**Supplied information**.
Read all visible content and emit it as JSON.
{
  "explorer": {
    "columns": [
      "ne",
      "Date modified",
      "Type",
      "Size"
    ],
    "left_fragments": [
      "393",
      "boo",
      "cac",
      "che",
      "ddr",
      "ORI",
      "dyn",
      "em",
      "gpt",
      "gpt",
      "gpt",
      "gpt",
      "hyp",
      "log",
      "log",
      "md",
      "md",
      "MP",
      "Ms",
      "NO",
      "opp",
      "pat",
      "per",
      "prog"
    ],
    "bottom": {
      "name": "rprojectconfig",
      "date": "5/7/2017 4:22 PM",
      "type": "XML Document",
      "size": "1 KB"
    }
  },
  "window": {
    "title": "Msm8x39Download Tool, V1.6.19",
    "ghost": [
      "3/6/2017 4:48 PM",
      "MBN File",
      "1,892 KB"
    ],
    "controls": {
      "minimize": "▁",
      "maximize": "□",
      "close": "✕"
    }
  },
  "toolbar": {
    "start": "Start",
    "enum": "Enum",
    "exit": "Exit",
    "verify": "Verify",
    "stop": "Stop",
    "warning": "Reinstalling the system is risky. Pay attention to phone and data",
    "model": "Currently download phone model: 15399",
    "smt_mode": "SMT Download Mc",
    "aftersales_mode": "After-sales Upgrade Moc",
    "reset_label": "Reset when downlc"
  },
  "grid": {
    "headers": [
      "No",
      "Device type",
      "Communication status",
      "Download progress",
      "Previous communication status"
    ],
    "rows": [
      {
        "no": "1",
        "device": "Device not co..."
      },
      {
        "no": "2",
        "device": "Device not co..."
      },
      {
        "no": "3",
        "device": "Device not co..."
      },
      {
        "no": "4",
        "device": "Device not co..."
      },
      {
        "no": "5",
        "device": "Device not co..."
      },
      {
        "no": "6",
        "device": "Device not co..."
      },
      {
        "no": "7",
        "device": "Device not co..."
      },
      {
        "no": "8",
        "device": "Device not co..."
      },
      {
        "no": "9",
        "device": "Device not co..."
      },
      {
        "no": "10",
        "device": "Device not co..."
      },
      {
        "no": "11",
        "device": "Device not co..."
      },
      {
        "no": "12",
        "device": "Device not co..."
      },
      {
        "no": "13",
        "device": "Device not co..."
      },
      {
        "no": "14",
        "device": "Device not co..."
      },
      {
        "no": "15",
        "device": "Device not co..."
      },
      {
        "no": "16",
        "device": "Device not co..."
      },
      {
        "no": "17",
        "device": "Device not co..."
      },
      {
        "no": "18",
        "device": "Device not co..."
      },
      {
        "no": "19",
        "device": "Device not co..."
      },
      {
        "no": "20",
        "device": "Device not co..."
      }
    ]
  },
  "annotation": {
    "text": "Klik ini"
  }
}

**Brief**. Copy each line of the records above that carries the word "status".

**The output**.
      "Communication status",
      "Previous communication status"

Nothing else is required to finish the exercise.